*Goal*. Search the listing below for the word "gesetzlichen" and copy each line that holds it.

(Collection entries)
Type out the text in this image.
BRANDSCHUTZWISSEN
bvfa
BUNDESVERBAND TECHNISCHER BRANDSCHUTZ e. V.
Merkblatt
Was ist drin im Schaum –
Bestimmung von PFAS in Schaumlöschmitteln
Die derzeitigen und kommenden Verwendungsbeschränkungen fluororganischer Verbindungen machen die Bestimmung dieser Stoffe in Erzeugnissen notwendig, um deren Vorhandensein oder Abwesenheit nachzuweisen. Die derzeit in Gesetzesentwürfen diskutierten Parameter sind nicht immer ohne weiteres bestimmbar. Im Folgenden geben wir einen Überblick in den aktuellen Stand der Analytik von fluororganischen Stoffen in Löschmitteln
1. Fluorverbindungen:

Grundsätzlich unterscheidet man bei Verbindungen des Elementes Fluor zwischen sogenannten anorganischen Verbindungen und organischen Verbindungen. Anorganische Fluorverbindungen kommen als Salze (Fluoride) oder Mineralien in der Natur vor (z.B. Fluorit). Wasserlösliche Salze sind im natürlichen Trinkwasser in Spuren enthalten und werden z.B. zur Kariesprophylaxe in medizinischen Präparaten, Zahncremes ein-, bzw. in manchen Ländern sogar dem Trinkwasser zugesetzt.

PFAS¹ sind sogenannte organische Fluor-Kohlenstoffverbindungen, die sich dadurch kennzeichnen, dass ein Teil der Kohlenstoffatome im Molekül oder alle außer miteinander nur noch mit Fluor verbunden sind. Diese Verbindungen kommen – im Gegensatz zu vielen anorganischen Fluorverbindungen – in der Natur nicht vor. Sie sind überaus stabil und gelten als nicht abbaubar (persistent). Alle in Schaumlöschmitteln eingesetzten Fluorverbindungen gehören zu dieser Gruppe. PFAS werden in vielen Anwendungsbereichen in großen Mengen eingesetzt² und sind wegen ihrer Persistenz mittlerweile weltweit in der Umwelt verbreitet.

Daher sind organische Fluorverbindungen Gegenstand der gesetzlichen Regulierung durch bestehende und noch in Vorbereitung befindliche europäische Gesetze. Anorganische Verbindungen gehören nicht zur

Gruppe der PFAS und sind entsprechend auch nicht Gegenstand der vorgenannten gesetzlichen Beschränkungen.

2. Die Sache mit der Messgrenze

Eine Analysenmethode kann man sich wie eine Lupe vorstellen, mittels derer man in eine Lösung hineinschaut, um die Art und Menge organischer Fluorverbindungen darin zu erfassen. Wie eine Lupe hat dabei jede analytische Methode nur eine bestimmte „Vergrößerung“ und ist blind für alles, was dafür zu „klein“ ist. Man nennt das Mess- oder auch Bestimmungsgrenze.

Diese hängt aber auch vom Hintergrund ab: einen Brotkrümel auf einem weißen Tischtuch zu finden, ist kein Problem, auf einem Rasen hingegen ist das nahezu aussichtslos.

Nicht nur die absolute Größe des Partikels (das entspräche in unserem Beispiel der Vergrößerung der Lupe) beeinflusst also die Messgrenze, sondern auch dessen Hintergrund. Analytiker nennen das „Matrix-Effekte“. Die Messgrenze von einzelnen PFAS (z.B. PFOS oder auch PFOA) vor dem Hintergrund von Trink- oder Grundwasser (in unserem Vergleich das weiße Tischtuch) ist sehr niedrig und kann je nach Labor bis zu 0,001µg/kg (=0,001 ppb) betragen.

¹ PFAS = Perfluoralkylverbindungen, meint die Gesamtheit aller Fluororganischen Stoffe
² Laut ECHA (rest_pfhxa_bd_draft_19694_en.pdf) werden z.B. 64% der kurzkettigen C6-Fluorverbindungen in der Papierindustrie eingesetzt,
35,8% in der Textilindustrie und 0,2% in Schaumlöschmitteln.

*Task solution*.
Daher sind organische Fluorverbindungen Gegenstand der gesetzlichen Regulierung durch bestehende und noch in Vorbereitung befindliche europäische Gesetze. Anorganische Verbindungen gehören nicht zur
Gruppe der PFAS und sind entsprechend auch nicht Gegenstand der vorgenannten gesetzlichen Beschränkungen.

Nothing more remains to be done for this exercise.